───── Passage to read

The Facebook Background Check


THINK ABOUT THOSE JOB applicants you know will never fit in with your company: the negative Nancys, the over-the-top partiers, the Facebook boss bashers. Yet, they can easily type a resume and spruce up for a job interview. Then, maybe days or weeks later, you begin to see your newly hired employees’ true colors.

Social networking sites are swiftly becoming a popular decision-making tool among hiring managers to get a feel for this type of information. According to a 2011 survey by CareerBuilder, the largest job website in the United States, more than one-third of human resource managers use social media to research job candidates. Another 11 percent of HR managers plan to start soon. Facebook can expand your network of friends and just as easily narrow down a recession-riddled pool of applications, sometimes hundreds for just one job position.

Clues from an online presence

Bruce Barbour, vice president of operations at Midwest Computech, uses social networking sites for more than half of all job candidates. Not only does it help him formulate questions for the interview, but he says it also helps him “gain an idea of what the person is like that may not be answered in an interview.”

More often than not, companies venture on a Facebook hunt in hopes of finding bits of weed-out information only to find stellar references, additional work experience or a shining personality that wouldn’t fit on a one-page resume.

When Barbour checks out candidates’ social media presence, he says he’s mostly looking to see that the job history matches the resume and that there aren’t any huge red flags.

“To date, I haven’t found anything hurtful [for applicants],” Barbour says. “If anything, I’ve found good things said about them by others.”

Only 12 percent of respondents for the CareerBuilder survey said they were looking for reasons not to hire a candidate; they listed inappropriate photos, information about drug use, negative statements about previous employers, discriminatory comments and lies about qualifications as red flags.

──────────
───── Raw data

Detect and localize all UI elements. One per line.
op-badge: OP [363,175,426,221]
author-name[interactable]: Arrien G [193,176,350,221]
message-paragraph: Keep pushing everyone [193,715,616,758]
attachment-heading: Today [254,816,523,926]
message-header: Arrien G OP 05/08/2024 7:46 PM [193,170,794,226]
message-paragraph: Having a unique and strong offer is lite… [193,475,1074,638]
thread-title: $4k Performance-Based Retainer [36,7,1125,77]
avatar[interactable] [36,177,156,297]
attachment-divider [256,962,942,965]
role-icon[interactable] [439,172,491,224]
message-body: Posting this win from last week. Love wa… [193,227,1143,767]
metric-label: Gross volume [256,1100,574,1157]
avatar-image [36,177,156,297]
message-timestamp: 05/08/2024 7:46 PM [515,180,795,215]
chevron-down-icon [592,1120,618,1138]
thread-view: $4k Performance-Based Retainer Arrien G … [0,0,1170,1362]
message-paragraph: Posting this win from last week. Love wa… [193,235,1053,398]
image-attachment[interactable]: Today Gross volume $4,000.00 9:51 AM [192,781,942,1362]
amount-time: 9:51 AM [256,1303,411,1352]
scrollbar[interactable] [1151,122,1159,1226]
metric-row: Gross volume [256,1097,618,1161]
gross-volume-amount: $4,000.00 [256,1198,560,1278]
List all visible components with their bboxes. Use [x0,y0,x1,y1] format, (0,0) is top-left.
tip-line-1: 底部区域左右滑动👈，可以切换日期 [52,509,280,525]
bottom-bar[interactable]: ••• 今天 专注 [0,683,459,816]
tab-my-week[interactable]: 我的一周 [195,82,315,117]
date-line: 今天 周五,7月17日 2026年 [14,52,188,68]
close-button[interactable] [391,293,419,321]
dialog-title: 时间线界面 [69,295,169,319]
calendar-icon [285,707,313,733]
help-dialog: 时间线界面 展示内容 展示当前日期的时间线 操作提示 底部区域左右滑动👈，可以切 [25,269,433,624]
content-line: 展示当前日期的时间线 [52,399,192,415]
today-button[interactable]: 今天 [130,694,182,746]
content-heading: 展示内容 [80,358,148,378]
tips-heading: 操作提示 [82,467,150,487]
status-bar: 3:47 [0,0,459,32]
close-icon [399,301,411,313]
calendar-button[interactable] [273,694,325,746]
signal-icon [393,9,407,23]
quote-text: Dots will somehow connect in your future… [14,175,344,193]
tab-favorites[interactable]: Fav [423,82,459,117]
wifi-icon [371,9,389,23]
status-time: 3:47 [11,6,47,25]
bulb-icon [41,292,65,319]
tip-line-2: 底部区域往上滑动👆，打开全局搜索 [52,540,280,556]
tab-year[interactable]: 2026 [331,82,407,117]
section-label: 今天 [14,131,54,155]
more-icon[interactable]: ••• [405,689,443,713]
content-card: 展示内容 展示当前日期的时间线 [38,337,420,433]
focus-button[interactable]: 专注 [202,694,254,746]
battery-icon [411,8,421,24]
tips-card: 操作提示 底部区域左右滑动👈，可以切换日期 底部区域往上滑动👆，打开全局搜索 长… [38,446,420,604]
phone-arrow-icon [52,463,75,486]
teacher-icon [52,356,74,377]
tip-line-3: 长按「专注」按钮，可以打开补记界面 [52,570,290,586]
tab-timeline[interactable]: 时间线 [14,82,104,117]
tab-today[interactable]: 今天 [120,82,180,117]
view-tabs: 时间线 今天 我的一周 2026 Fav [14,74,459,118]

──────────

| Activities |
1. In the article on Facebook background checks, what is Bruce Barbour's job title?
2. Carry on the article about Facebook background checks from where it stops.

| Answer list |
1. Vice president of operations at Midwest Computech.

2.
Discrimination and applicant protection

Using social media to make hiring decisions can be a tricky practice, which is why 15 percent of companies have prohibited the practice. But for those who choose to use these capabilities, there are some things to know.

Although looking through social media sites is legal, asking candidates to supply the information for you to do so could be very problematic. Some companies have asked candidates to scroll through their Facebook pages during an interview, while others have asked outright for applicants’ passwords or forced them to friend a third party, such as an investigator or background-checking service.

Some states have outlawed those practices (Missouri is not among them) after Maryland set the precedent last May. Using social media in that way is a potential hazard for employers. Typically, employers can’t ask for marital or pregnancy status, race, religion, sexual orientation or age to protect applicants from discrimination. And that is the case under Missouri law. Discovering this information after requesting candidates supply access to their online presence can open up the possibility of discrimination claims by applicants who aren’t hired.

Fortunately for employers, you don’t have to choose between being stuck with a lawsuit and being stuck with a lemon.

The best way to both use the practice and protect your company from potential problems is to have a social media contract that allows someone who does not make the hiring decisions to look at applicants’ profiles. This way, relevant information can be passed onto the hiring manager, but protected information can remain just that: protected.